**EXERCISE DIRECTIONS:**
Return all of the entries exactly, with nothing added or left out.

Dataset items:

%%

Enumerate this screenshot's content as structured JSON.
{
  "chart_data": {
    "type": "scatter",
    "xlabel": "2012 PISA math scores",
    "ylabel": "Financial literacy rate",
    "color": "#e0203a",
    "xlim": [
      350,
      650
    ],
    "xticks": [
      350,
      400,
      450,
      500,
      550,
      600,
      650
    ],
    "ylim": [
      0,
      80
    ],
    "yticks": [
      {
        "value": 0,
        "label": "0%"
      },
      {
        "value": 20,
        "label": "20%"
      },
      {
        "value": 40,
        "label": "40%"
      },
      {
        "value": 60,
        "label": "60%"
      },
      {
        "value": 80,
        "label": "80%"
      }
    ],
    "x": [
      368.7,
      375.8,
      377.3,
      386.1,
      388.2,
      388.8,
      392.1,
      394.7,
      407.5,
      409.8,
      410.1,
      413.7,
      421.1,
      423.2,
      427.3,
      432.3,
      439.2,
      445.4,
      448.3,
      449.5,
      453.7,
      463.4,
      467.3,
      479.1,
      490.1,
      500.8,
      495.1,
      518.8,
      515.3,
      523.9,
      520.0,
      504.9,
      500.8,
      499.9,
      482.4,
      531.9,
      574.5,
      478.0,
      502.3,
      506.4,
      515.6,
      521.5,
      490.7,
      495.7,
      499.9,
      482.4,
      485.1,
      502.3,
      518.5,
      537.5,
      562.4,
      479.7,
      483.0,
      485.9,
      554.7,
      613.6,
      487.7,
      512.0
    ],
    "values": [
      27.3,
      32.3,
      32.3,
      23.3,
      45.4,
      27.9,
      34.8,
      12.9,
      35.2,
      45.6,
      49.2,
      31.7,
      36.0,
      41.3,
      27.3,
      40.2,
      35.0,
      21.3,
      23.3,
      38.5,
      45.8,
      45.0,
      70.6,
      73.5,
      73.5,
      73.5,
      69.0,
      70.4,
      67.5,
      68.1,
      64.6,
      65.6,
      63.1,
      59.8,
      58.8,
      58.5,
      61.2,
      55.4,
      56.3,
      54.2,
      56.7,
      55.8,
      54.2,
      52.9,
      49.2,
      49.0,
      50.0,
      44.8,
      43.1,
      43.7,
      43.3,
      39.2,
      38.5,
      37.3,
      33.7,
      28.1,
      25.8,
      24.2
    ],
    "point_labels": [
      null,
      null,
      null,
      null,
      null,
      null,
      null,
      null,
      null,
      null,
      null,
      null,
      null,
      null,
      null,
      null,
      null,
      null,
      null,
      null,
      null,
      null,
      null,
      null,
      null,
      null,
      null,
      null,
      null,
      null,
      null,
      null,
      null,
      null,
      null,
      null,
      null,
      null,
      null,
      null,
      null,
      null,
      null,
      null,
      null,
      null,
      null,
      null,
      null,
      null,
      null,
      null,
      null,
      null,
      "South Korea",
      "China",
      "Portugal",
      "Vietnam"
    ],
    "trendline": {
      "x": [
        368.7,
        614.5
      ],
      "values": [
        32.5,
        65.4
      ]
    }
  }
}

%%

**WRITTEN SOLUTION:**
Enumerate this screenshot's content as structured JSON.
{
  "chart_data": {
    "type": "scatter",
    "xlabel": "2012 PISA math scores",
    "ylabel": "Financial literacy rate",
    "color": "#e0203a",
    "xlim": [
      350,
      650
    ],
    "xticks": [
      350,
      400,
      450,
      500,
      550,
      600,
      650
    ],
    "ylim": [
      0,
      80
    ],
    "yticks": [
      {
        "value": 0,
        "label": "0%"
      },
      {
        "value": 20,
        "label": "20%"
      },
      {
        "value": 40,
        "label": "40%"
      },
      {
        "value": 60,
        "label": "60%"
      },
      {
        "value": 80,
        "label": "80%"
      }
    ],
    "x": [
      368.7,
      375.8,
      377.3,
      386.1,
      388.2,
      388.8,
      392.1,
      394.7,
      407.5,
      409.8,
      410.1,
      413.7,
      421.1,
      423.2,
      427.3,
      432.3,
      439.2,
      445.4,
      448.3,
      449.5,
      453.7,
      463.4,
      467.3,
      479.1,
      490.1,
      500.8,
      495.1,
      518.8,
      515.3,
      523.9,
      520.0,
      504.9,
      500.8,
      499.9,
      482.4,
      531.9,
      574.5,
      478.0,
      502.3,
      506.4,
      515.6,
      521.5,
      490.7,
      495.7,
      499.9,
      482.4,
      485.1,
      502.3,
      518.5,
      537.5,
      562.4,
      479.7,
      483.0,
      485.9,
      554.7,
      613.6,
      487.7,
      512.0
    ],
    "values": [
      27.3,
      32.3,
      32.3,
      23.3,
      45.4,
      27.9,
      34.8,
      12.9,
      35.2,
      45.6,
      49.2,
      31.7,
      36.0,
      41.3,
      27.3,
      40.2,
      35.0,
      21.3,
      23.3,
      38.5,
      45.8,
      45.0,
      70.6,
      73.5,
      73.5,
      73.5,
      69.0,
      70.4,
      67.5,
      68.1,
      64.6,
      65.6,
      63.1,
      59.8,
      58.8,
      58.5,
      61.2,
      55.4,
      56.3,
      54.2,
      56.7,
      55.8,
      54.2,
      52.9,
      49.2,
      49.0,
      50.0,
      44.8,
      43.1,
      43.7,
      43.3,
      39.2,
      38.5,
      37.3,
      33.7,
      28.1,
      25.8,
      24.2
    ],
    "point_labels": [
      null,
      null,
      null,
      null,
      null,
      null,
      null,
      null,
      null,
      null,
      null,
      null,
      null,
      null,
      null,
      null,
      null,
      null,
      null,
      null,
      null,
      null,
      null,
      null,
      null,
      null,
      null,
      null,
      null,
      null,
      null,
      null,
      null,
      null,
      null,
      null,
      null,
      null,
      null,
      null,
      null,
      null,
      null,
      null,
      null,
      null,
      null,
      null,
      null,
      null,
      null,
      null,
      null,
      null,
      "South Korea",
      "China",
      "Portugal",
      "Vietnam"
    ],
    "trendline": {
      "x": [
        368.7,
        614.5
      ],
      "values": [
        32.5,
        65.4
      ]
    }
  }
}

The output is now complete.